>>>
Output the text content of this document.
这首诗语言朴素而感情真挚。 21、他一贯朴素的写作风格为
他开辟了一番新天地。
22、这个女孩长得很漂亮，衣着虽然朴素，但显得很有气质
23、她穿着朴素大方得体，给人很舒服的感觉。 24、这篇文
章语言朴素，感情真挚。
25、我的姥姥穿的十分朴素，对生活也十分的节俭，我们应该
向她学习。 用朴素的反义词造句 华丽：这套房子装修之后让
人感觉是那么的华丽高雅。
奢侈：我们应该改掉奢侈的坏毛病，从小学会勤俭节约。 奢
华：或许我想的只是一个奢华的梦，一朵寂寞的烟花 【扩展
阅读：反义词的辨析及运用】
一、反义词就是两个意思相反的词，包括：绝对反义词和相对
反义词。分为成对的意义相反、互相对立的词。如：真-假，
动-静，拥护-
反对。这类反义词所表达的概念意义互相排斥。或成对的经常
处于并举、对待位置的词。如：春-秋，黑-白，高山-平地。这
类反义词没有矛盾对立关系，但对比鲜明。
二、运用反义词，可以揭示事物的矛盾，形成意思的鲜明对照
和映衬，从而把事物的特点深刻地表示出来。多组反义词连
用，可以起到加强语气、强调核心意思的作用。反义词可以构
<<<
WORK TO COMPLETE | Reproduce each record shown above without altering a single word.

SOLVED EXERCISE |
Output the text content of this document.
这首诗语言朴素而感情真挚。 21、他一贯朴素的写作风格为
他开辟了一番新天地。
22、这个女孩长得很漂亮，衣着虽然朴素，但显得很有气质
23、她穿着朴素大方得体，给人很舒服的感觉。 24、这篇文
章语言朴素，感情真挚。
25、我的姥姥穿的十分朴素，对生活也十分的节俭，我们应该
向她学习。 用朴素的反义词造句 华丽：这套房子装修之后让
人感觉是那么的华丽高雅。
奢侈：我们应该改掉奢侈的坏毛病，从小学会勤俭节约。 奢
华：或许我想的只是一个奢华的梦，一朵寂寞的烟花 【扩展
阅读：反义词的辨析及运用】
一、反义词就是两个意思相反的词，包括：绝对反义词和相对
反义词。分为成对的意义相反、互相对立的词。如：真-假，
动-静，拥护-
反对。这类反义词所表达的概念意义互相排斥。或成对的经常
处于并举、对待位置的词。如：春-秋，黑-白，高山-平地。这
类反义词没有矛盾对立关系，但对比鲜明。
二、运用反义词，可以揭示事物的矛盾，形成意思的鲜明对照
和映衬，从而把事物的特点深刻地表示出来。多组反义词连
用，可以起到加强语气、强调核心意思的作用。反义词可以构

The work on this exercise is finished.